## EXERCISE TASK:
Filter out everything except lines holding "respuesta".

## SOURCE DATA:
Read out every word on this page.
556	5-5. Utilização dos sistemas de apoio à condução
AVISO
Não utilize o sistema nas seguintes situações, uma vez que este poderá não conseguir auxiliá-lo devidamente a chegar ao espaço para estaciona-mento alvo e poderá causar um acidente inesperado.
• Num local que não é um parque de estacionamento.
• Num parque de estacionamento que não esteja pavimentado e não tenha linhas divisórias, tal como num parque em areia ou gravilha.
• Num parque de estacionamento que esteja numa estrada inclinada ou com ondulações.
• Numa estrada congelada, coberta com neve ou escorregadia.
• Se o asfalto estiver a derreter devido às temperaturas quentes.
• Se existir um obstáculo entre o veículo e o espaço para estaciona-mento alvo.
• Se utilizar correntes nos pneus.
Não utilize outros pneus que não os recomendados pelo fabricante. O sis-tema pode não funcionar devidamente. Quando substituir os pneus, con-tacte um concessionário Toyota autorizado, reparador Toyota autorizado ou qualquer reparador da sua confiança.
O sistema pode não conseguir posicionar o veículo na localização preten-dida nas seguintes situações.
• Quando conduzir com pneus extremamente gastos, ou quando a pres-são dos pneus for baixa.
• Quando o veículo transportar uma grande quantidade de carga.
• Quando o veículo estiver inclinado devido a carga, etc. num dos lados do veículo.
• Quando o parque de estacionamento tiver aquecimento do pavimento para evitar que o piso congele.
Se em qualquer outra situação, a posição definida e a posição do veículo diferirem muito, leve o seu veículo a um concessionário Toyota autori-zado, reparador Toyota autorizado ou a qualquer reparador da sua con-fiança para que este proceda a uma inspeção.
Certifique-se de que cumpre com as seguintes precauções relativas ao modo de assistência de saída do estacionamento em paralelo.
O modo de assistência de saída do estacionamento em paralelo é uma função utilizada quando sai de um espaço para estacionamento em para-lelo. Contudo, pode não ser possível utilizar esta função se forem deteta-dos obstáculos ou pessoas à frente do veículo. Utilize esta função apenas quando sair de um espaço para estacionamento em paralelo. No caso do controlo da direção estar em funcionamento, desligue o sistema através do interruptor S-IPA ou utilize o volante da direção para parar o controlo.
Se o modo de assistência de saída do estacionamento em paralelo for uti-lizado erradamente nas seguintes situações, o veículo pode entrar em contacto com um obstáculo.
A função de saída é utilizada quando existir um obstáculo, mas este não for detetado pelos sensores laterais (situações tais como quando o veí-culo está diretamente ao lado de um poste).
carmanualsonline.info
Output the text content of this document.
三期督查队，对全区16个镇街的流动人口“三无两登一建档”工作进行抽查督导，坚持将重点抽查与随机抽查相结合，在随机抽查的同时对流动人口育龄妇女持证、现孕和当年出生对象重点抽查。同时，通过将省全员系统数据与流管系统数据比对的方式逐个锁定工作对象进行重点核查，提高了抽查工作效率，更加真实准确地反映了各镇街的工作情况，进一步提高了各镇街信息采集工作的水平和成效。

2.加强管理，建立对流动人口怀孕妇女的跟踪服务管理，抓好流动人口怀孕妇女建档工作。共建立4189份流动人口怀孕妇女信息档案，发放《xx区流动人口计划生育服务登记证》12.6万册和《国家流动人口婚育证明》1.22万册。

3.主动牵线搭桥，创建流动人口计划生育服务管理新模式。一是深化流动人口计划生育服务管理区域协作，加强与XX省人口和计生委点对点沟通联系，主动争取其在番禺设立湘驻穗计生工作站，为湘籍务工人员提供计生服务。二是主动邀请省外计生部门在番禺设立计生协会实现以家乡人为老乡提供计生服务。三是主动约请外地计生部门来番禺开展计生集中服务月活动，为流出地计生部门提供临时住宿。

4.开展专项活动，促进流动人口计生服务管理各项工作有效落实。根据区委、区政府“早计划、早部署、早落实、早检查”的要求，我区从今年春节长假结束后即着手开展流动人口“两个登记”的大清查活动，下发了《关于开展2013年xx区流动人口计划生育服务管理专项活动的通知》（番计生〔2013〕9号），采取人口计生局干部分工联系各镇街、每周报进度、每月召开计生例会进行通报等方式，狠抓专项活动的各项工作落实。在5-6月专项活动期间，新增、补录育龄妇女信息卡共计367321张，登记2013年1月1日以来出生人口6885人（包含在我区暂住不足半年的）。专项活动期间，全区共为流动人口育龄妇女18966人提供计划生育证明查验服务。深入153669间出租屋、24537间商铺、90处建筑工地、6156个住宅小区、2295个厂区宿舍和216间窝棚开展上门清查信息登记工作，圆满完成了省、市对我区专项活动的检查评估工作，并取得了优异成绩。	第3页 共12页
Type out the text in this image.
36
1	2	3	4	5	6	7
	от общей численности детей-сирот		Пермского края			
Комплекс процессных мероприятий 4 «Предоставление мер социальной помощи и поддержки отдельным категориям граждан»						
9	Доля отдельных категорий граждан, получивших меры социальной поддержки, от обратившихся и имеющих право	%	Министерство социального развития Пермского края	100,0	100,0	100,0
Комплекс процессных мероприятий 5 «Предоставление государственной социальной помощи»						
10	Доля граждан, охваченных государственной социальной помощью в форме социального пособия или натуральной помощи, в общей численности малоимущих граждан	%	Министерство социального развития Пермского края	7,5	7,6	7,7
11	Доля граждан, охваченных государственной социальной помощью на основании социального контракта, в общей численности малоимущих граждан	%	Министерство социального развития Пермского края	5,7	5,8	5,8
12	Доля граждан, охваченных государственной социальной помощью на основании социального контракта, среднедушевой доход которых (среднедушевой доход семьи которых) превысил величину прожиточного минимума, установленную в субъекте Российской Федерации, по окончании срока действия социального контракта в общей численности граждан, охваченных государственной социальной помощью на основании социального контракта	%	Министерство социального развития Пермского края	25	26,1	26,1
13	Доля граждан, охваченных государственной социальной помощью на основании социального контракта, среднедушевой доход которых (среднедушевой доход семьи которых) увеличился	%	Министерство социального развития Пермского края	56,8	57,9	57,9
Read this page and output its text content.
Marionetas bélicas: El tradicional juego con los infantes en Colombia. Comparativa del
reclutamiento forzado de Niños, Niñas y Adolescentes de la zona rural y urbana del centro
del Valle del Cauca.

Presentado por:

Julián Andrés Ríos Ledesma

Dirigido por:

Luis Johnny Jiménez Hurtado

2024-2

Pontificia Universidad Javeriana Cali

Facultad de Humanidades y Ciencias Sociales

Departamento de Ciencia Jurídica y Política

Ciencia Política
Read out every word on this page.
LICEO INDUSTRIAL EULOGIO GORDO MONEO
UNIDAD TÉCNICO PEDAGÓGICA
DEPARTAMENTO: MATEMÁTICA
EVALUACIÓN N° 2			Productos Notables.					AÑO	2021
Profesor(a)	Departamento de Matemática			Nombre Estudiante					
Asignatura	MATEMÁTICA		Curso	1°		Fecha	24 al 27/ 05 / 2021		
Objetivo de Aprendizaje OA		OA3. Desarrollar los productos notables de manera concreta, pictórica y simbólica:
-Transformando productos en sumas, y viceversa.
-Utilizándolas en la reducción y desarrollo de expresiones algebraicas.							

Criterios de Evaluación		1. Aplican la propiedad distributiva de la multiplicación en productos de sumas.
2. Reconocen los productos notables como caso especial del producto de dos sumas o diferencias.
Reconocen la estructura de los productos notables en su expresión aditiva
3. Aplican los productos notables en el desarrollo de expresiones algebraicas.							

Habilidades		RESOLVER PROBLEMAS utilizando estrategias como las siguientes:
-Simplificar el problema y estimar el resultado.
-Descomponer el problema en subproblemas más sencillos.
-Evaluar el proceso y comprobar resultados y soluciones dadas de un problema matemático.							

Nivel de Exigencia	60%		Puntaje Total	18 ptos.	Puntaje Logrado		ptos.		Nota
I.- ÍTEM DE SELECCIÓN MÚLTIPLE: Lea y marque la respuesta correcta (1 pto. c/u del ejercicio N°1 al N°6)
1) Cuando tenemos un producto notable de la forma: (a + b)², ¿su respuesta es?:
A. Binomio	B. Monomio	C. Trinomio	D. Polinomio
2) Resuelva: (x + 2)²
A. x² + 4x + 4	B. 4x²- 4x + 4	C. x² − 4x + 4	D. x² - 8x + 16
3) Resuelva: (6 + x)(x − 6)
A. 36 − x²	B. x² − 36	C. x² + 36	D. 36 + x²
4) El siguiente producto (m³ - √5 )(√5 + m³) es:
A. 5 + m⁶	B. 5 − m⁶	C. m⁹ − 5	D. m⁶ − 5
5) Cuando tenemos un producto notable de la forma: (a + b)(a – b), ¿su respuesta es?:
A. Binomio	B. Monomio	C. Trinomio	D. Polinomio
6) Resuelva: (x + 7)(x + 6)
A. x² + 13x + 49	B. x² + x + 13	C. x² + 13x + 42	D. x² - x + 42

## FINAL RESULT:
I.- ÍTEM DE SELECCIÓN MÚLTIPLE: Lea y marque la respuesta correcta (1 pto. c/u del ejercicio N°1 al N°6)
1) Cuando tenemos un producto notable de la forma: (a + b)², ¿su respuesta es?:
5) Cuando tenemos un producto notable de la forma: (a + b)(a – b), ¿su respuesta es?:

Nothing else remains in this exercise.